# start of INPUT FOR THIS TASK

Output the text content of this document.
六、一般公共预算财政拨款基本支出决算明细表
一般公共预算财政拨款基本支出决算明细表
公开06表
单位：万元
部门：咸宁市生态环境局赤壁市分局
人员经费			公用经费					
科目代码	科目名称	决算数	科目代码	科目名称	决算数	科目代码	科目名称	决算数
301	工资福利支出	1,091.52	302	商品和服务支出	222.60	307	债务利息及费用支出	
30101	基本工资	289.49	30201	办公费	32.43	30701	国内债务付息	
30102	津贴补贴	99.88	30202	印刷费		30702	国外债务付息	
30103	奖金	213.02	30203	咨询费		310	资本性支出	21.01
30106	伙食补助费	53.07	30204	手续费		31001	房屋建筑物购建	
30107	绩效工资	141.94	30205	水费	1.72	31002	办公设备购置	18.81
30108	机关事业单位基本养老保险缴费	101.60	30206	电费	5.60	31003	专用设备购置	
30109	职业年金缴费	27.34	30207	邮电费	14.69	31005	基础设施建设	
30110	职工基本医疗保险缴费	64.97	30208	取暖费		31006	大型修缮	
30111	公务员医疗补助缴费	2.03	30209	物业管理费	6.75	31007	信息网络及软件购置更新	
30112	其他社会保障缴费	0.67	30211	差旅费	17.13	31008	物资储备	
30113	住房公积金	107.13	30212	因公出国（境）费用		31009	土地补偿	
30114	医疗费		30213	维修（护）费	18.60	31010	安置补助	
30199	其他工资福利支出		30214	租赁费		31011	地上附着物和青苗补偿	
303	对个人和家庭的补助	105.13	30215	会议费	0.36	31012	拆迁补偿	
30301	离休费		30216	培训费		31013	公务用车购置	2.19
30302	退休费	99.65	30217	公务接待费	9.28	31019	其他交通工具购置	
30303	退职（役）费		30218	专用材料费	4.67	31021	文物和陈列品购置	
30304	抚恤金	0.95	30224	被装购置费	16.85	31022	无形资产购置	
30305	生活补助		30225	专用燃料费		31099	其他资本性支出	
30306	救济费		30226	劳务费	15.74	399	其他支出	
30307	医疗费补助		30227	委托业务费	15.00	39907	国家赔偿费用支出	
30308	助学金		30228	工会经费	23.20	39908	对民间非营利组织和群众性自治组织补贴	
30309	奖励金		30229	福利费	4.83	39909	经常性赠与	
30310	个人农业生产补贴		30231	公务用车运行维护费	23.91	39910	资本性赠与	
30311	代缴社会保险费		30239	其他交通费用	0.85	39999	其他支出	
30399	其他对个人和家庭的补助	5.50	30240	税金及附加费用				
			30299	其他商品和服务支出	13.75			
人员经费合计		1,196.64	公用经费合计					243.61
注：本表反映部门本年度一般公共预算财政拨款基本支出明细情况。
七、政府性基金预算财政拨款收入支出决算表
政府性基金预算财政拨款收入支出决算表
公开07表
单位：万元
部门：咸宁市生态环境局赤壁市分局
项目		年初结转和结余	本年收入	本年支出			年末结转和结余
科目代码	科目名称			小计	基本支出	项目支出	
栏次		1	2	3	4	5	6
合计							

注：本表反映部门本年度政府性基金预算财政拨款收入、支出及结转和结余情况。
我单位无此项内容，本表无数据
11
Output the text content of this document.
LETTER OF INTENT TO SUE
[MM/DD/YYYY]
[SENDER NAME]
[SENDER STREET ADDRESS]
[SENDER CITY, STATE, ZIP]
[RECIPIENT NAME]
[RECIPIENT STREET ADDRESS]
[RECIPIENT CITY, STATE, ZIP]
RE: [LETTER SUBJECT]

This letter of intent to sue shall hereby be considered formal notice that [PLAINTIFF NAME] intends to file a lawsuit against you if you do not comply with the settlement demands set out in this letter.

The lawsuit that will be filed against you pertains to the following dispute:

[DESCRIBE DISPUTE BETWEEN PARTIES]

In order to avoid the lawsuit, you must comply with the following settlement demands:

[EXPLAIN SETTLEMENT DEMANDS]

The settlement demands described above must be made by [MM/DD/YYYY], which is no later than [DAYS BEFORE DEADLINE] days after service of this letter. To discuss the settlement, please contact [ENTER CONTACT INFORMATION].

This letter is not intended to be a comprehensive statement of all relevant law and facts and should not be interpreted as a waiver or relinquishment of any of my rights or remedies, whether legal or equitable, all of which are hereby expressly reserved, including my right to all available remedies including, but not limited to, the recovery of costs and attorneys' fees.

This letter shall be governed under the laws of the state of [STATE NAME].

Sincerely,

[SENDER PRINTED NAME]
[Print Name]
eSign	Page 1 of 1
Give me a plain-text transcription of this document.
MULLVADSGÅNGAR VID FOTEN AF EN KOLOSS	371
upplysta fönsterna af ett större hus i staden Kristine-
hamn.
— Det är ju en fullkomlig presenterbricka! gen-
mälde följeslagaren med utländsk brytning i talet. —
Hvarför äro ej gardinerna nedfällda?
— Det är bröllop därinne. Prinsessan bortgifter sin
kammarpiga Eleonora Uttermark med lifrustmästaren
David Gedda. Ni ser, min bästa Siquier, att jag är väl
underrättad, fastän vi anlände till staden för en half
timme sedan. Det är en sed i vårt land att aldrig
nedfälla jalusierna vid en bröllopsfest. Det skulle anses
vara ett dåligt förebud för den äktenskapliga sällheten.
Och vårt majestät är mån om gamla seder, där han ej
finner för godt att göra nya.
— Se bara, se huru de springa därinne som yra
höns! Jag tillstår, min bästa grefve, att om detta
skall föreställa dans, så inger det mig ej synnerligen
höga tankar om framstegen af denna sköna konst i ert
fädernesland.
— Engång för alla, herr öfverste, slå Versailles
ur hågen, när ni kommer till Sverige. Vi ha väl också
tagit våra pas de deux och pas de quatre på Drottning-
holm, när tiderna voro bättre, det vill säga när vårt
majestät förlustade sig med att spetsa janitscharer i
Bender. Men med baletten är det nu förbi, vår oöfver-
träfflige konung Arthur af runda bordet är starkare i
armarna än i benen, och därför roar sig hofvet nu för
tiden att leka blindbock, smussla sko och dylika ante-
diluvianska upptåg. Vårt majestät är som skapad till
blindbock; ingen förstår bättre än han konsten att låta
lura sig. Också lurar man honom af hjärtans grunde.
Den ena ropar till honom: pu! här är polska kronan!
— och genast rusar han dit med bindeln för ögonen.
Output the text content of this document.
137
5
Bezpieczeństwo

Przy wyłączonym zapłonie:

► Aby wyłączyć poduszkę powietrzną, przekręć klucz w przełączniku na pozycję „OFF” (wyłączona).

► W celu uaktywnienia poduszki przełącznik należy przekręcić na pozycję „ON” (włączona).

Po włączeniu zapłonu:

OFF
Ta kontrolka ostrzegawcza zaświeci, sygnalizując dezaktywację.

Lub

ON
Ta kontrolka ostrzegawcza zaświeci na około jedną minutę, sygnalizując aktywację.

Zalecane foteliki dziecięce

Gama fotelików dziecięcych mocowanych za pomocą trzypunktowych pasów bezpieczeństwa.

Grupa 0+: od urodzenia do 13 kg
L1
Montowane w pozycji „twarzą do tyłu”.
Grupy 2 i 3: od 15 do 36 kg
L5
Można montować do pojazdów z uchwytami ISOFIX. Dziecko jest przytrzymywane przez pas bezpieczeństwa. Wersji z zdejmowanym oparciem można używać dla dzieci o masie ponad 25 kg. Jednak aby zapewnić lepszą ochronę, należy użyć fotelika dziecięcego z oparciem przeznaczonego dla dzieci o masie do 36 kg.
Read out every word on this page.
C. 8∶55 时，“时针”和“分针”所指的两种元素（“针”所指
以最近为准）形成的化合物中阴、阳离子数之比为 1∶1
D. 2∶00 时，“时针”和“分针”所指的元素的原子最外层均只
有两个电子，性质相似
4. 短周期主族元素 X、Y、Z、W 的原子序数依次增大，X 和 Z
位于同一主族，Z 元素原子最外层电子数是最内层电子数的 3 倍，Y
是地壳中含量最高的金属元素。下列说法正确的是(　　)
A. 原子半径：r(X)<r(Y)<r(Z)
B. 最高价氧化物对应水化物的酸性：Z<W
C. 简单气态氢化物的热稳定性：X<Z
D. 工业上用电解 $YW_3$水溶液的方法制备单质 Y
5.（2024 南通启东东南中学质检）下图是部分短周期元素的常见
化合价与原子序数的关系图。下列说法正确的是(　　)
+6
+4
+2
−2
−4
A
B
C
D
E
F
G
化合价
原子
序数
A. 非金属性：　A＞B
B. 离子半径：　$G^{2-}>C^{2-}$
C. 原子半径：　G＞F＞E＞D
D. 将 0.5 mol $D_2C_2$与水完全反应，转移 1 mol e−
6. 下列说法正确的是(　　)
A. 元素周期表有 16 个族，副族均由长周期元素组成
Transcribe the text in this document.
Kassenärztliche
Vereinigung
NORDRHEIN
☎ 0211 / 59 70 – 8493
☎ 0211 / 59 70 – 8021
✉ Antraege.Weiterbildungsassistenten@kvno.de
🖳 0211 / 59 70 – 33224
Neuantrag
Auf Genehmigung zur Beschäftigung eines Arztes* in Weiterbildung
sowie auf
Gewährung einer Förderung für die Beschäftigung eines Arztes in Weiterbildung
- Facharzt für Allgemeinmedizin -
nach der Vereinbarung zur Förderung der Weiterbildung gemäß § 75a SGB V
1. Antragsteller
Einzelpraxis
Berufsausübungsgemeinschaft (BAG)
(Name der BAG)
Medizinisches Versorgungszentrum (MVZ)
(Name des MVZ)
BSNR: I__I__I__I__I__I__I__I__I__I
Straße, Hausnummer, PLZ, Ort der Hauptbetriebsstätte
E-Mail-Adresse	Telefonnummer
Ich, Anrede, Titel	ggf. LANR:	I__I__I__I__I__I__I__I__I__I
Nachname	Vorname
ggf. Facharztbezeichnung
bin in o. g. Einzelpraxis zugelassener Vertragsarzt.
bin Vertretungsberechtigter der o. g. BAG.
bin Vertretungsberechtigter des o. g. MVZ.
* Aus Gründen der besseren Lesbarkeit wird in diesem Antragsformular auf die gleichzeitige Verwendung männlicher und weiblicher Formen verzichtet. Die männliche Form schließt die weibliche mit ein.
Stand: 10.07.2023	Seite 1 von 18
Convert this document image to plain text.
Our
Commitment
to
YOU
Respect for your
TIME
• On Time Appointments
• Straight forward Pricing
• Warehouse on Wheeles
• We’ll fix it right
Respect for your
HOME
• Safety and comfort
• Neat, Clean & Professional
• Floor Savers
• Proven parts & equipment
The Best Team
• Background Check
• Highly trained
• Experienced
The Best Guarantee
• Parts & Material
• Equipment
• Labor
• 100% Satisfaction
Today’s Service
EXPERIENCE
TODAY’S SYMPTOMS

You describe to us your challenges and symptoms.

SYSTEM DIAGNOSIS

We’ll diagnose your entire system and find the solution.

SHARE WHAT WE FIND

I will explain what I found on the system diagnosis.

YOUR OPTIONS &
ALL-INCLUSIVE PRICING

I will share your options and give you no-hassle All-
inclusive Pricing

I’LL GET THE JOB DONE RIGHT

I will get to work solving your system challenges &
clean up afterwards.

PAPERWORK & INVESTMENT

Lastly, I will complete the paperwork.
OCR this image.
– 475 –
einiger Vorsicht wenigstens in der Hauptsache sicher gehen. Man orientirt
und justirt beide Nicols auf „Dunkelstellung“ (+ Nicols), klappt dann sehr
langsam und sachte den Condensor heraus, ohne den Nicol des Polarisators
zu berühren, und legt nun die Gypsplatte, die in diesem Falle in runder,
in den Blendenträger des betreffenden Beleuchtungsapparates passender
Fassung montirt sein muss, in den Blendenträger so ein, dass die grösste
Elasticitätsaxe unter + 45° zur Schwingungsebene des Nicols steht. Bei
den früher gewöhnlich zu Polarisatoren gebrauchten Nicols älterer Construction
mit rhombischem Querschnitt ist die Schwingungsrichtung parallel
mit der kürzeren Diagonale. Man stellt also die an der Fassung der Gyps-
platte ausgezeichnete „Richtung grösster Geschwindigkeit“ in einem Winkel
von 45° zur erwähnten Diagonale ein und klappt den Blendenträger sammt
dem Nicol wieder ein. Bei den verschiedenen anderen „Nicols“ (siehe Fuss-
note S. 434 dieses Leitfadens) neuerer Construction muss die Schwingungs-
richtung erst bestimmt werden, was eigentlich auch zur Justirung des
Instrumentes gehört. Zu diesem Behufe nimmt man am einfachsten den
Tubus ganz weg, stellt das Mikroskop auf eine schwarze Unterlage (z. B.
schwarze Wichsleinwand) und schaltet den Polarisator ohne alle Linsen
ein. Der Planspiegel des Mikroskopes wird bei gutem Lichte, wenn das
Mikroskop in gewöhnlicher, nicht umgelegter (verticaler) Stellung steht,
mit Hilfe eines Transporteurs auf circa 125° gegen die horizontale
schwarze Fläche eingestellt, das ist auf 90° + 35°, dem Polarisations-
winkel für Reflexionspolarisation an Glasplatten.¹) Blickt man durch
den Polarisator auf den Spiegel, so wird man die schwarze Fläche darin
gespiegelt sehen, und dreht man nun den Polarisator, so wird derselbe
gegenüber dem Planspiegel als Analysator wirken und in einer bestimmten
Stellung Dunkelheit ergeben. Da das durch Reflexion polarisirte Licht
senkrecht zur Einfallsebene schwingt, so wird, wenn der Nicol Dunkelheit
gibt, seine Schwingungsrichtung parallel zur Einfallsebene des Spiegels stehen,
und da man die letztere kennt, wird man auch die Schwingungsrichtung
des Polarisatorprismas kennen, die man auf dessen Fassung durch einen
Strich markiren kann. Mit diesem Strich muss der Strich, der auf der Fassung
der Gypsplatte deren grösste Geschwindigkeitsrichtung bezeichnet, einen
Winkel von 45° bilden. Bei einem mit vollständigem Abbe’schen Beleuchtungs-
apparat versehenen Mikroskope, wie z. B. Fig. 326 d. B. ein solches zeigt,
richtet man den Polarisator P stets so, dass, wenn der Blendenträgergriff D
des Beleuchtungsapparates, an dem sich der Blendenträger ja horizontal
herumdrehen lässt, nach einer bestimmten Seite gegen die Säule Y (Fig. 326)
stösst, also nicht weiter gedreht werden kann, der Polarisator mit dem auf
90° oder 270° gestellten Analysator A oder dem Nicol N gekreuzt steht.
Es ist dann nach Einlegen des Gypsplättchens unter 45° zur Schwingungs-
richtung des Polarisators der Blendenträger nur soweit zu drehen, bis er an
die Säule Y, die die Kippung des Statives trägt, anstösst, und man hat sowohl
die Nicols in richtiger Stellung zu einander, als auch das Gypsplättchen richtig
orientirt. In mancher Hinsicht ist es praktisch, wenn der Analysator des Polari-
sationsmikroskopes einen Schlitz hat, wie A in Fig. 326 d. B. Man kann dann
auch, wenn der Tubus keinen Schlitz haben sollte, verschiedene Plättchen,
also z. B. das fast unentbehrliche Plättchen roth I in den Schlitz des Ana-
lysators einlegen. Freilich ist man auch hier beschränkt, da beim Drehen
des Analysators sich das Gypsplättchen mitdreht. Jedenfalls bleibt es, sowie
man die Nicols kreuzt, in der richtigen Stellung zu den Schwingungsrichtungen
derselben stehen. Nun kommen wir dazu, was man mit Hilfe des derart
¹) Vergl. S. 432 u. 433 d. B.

# end of INPUT FOR THIS TASK

*PROBLEM STATEMENT:* Pick out all the lines with the word "einem" in them and copy them.

*RESULT OF THE EXERCISE:*
platte ausgezeichnete „Richtung grösster Geschwindigkeit“ in einem Winkel
Winkel von 45° bilden. Bei einem mit vollständigem Abbe’schen Beleuchtungs-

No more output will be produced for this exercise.